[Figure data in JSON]
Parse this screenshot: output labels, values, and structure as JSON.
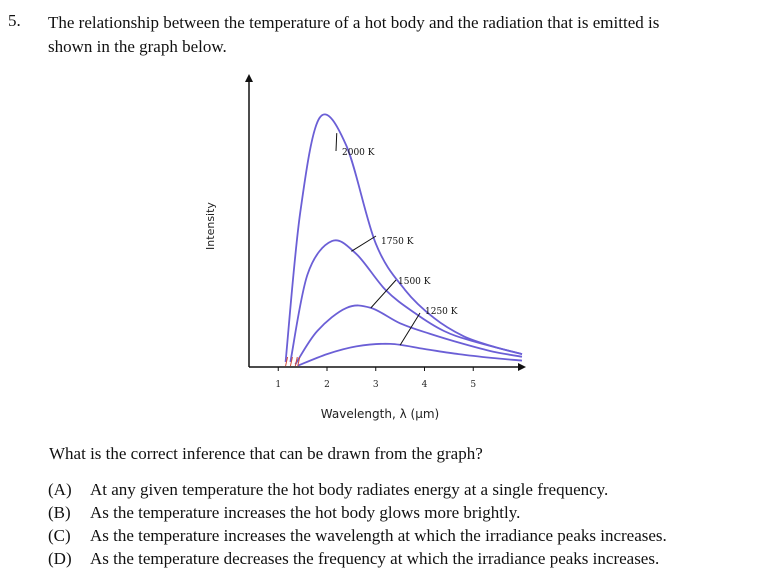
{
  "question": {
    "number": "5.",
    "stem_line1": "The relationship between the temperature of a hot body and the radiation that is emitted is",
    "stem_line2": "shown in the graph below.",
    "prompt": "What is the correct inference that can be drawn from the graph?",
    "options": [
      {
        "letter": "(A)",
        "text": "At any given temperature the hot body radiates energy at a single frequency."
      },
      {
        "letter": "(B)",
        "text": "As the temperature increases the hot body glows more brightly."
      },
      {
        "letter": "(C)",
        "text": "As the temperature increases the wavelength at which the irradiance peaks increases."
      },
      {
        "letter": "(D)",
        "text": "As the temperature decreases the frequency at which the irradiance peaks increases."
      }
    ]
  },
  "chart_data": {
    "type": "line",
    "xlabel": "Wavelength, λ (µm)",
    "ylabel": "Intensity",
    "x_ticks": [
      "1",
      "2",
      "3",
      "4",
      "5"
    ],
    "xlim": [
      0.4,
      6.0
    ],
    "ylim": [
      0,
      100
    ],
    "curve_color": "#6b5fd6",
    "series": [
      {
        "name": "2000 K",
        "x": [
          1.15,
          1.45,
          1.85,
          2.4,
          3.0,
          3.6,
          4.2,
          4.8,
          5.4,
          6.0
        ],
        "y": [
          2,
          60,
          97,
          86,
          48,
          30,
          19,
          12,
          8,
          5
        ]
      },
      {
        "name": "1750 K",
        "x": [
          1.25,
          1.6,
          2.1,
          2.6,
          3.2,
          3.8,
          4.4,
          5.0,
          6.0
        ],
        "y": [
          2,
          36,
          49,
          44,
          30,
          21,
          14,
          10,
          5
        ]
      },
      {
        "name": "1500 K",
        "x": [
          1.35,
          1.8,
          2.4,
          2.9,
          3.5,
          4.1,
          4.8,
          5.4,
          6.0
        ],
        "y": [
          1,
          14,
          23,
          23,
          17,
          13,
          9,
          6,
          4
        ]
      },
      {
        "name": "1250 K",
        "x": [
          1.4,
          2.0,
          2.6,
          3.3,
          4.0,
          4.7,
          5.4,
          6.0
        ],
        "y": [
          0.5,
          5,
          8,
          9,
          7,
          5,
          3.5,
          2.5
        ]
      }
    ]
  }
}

==

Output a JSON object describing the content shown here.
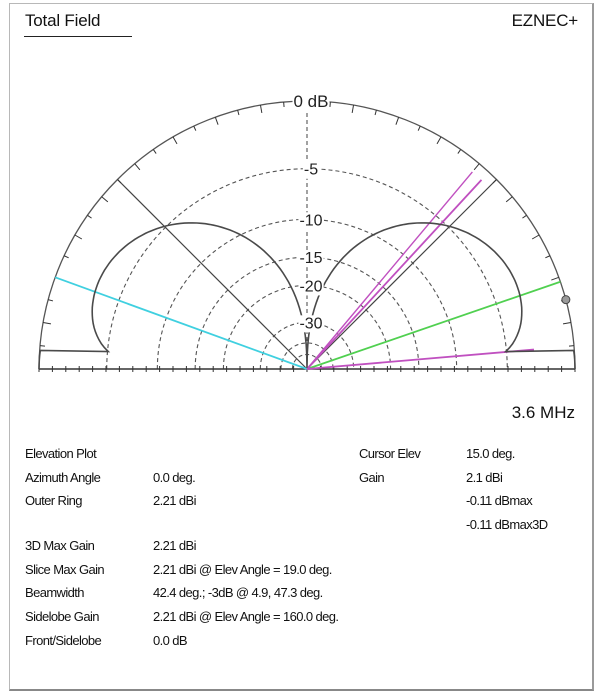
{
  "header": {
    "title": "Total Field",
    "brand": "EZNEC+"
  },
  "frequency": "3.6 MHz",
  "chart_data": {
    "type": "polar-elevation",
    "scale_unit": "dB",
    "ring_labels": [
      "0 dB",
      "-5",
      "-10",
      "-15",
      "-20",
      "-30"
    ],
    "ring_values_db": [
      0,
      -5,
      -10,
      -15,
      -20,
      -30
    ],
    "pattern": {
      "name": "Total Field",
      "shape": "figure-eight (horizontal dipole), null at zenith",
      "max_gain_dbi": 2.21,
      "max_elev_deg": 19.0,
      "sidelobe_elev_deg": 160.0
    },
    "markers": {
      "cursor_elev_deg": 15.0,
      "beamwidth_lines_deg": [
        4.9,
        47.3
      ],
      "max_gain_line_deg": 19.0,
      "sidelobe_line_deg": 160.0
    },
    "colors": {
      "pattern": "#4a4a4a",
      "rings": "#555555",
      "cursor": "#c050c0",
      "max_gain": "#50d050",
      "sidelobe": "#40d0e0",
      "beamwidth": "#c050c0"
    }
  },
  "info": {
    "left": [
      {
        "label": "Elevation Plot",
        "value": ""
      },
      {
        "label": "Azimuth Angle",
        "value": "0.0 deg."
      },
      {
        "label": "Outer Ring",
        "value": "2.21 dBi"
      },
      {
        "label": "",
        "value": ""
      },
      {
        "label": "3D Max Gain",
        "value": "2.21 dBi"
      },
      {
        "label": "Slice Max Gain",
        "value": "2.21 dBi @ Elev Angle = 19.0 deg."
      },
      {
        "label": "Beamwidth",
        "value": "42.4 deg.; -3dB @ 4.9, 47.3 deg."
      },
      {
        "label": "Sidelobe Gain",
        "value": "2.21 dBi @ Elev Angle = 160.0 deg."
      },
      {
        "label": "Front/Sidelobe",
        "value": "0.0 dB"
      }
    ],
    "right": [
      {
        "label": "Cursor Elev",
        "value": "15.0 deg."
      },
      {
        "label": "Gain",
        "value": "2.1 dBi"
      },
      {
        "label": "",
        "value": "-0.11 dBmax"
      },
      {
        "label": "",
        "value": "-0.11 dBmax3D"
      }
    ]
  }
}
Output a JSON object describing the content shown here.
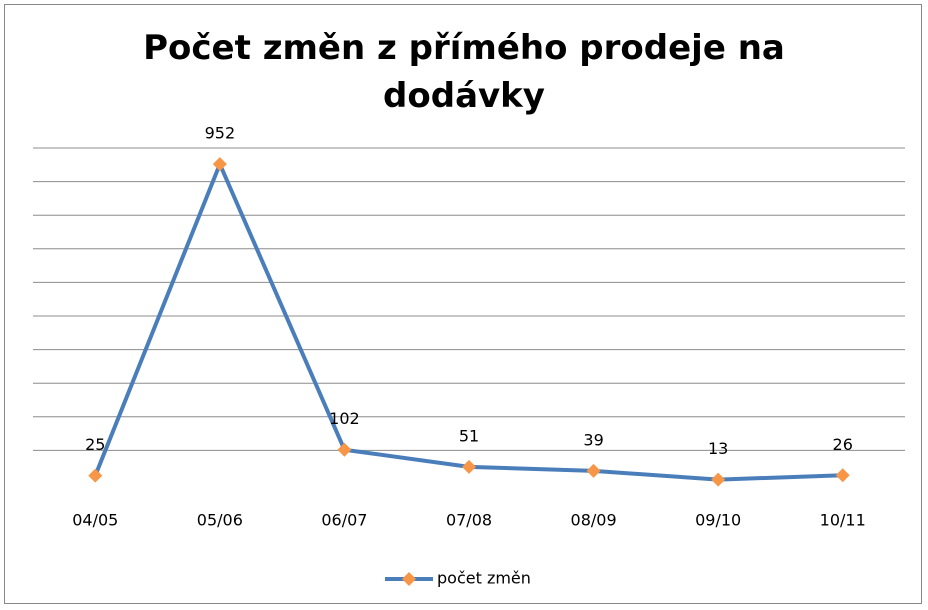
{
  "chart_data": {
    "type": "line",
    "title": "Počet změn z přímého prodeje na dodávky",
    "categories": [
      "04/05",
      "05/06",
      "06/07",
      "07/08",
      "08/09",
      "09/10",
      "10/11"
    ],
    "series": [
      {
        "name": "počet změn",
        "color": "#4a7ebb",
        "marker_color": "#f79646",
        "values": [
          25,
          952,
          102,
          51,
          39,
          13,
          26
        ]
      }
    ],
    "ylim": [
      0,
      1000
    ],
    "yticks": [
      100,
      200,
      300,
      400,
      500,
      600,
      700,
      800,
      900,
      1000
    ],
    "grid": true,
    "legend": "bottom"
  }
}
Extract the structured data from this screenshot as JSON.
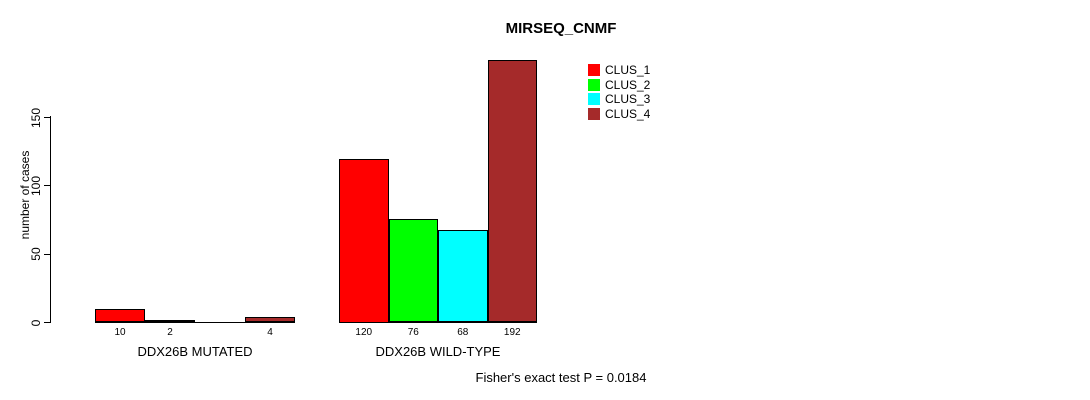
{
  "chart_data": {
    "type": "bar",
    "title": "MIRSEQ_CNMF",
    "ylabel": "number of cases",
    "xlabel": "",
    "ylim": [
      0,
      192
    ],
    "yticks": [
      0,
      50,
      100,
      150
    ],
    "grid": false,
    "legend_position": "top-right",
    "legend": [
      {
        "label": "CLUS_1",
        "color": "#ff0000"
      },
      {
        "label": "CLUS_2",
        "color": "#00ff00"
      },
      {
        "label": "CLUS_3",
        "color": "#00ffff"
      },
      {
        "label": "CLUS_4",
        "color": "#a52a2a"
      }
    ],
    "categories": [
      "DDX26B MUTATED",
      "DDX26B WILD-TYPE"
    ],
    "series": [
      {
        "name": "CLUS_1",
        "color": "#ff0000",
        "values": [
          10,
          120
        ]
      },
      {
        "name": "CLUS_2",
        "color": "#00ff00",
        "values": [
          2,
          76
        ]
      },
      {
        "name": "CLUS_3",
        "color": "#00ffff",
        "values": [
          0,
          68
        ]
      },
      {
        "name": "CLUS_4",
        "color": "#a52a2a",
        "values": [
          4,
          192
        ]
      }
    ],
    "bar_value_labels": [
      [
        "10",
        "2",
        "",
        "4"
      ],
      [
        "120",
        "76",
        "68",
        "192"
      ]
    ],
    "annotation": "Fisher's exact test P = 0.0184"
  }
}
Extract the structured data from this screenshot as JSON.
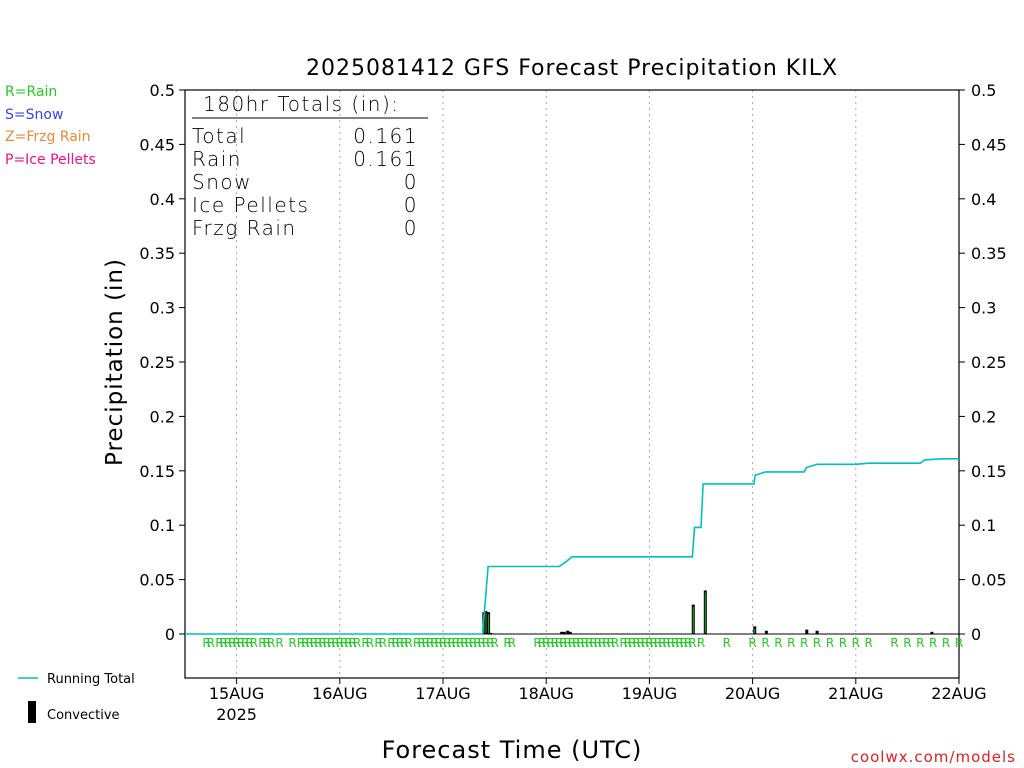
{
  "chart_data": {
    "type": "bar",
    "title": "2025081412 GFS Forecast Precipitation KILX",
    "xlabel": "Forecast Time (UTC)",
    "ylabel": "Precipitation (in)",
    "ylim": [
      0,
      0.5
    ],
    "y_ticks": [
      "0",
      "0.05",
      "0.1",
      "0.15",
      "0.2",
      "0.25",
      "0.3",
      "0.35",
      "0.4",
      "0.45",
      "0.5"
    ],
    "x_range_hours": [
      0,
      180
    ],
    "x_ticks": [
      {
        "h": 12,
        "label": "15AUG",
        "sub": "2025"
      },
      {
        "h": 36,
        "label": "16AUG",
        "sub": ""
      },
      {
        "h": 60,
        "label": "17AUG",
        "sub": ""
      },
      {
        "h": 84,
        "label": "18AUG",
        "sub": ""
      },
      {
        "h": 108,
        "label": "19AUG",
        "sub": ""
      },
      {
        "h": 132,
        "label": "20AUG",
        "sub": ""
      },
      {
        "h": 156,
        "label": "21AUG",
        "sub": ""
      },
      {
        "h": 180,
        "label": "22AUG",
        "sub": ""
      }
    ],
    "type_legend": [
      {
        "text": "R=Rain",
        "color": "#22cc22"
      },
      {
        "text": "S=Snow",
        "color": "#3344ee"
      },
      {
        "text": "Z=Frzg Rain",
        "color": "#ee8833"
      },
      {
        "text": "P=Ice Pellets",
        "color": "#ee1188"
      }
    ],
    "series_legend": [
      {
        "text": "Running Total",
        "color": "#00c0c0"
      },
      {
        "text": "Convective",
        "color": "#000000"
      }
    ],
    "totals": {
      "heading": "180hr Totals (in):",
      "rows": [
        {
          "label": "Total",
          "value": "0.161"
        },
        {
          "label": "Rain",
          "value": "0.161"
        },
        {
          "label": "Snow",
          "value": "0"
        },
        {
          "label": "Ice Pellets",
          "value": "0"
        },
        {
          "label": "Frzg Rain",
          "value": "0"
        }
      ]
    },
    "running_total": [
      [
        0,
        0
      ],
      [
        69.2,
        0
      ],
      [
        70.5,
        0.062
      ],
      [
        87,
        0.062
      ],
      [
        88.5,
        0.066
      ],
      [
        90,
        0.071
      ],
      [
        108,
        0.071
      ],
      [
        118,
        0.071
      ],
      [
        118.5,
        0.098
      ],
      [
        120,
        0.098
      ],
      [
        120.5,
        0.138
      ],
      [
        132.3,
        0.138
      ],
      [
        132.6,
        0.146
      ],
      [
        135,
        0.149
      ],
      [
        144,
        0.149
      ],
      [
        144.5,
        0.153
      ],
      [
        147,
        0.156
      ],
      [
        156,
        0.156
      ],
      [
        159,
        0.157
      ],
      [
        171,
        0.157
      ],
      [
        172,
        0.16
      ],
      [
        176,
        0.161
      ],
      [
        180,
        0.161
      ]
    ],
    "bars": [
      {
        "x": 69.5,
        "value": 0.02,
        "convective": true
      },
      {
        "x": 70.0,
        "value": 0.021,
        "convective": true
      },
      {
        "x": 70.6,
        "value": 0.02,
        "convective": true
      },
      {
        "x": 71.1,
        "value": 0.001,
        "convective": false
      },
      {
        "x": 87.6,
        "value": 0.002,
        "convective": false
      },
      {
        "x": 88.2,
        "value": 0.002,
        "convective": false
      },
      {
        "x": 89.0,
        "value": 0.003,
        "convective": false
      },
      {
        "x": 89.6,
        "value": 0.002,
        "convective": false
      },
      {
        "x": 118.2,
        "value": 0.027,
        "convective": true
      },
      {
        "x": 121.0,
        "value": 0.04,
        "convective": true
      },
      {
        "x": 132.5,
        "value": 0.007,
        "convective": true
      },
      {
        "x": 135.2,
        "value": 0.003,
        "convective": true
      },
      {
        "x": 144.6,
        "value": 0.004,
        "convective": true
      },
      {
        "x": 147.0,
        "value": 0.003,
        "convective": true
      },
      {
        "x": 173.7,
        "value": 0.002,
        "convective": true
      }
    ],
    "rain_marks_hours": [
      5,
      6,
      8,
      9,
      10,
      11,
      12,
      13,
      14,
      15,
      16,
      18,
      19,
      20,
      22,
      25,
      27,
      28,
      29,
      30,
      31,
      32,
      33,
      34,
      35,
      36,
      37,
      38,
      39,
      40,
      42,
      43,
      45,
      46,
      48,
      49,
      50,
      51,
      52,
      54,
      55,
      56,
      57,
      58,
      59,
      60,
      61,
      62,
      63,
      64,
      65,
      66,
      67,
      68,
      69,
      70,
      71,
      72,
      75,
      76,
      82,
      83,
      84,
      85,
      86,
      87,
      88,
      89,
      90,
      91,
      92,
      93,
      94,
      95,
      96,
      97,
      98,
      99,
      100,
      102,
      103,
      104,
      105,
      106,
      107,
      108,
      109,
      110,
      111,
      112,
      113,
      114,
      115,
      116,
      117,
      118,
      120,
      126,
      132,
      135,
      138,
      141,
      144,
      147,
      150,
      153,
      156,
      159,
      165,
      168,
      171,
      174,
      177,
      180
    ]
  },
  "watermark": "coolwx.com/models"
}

* * *

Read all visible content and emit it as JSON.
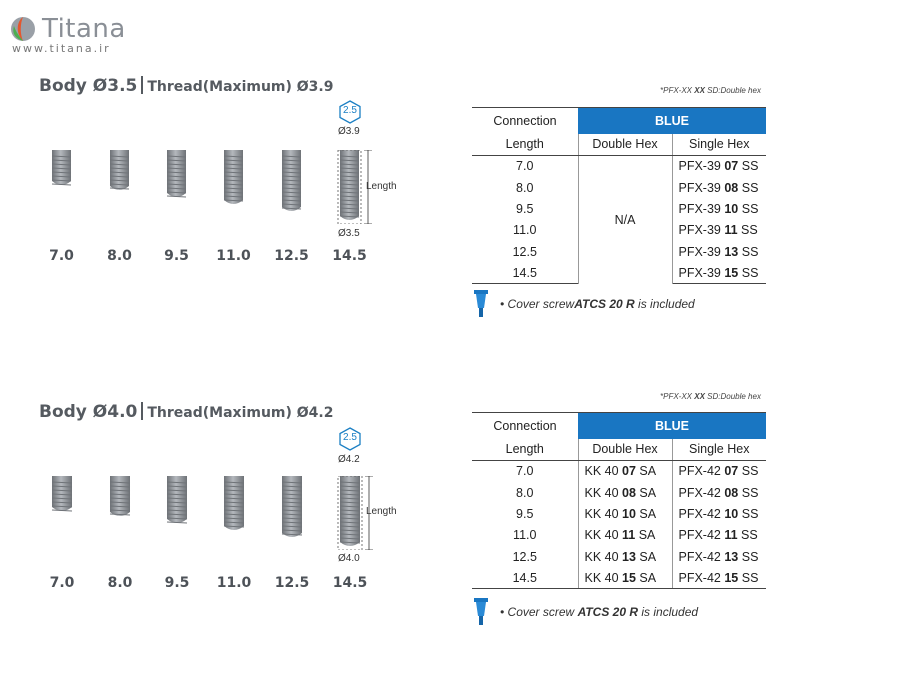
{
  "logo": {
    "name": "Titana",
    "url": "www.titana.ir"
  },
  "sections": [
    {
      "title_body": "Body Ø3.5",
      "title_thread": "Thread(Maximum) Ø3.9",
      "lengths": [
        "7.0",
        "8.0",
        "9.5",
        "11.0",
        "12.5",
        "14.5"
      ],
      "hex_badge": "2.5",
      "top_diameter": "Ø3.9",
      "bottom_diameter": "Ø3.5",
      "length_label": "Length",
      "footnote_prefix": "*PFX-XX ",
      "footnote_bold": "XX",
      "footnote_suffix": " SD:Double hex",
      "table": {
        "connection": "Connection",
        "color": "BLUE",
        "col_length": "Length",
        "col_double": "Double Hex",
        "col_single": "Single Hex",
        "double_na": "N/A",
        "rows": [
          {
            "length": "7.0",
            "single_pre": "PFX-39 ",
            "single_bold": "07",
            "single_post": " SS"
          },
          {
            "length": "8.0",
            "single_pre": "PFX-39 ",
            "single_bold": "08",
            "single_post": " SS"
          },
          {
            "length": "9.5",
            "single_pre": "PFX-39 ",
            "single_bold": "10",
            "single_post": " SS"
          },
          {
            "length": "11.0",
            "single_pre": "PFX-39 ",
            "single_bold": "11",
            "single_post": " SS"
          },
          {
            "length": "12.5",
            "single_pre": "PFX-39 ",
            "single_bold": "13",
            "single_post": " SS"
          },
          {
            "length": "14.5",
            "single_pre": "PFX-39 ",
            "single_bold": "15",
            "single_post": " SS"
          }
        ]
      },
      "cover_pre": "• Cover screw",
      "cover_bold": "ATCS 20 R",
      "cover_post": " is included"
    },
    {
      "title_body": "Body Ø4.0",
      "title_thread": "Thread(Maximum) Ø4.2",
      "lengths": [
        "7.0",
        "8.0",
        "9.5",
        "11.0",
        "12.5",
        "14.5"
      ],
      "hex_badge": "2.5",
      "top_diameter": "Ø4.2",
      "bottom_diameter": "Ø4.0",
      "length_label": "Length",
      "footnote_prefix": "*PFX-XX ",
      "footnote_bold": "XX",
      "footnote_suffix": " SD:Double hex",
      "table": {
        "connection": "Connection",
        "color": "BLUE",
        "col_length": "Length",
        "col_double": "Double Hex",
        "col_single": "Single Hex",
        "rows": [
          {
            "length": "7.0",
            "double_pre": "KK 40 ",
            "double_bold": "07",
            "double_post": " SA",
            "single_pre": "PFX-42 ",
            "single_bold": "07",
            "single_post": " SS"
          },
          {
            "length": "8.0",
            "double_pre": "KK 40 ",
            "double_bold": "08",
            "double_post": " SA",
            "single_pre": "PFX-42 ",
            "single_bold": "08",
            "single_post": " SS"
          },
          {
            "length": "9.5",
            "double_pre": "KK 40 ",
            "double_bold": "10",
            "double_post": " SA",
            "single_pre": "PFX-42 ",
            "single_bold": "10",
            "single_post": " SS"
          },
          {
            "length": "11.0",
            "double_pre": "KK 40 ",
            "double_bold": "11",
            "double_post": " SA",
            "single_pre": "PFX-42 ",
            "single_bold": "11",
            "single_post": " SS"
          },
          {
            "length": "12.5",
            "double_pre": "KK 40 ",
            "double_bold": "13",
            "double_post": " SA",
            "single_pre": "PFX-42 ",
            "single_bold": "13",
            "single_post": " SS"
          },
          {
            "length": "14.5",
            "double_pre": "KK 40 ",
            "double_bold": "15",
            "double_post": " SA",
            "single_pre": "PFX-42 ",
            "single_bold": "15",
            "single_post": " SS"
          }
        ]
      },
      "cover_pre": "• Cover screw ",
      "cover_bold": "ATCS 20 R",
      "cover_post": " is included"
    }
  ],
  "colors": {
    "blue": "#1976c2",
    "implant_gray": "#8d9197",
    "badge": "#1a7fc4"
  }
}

TO DO: In the material above, find the lines that contain "Maximum" and show them.

EXPECTED ANSWER:
      "title_thread": "Thread(Maximum) Ø3.9",
      "title_thread": "Thread(Maximum) Ø4.2",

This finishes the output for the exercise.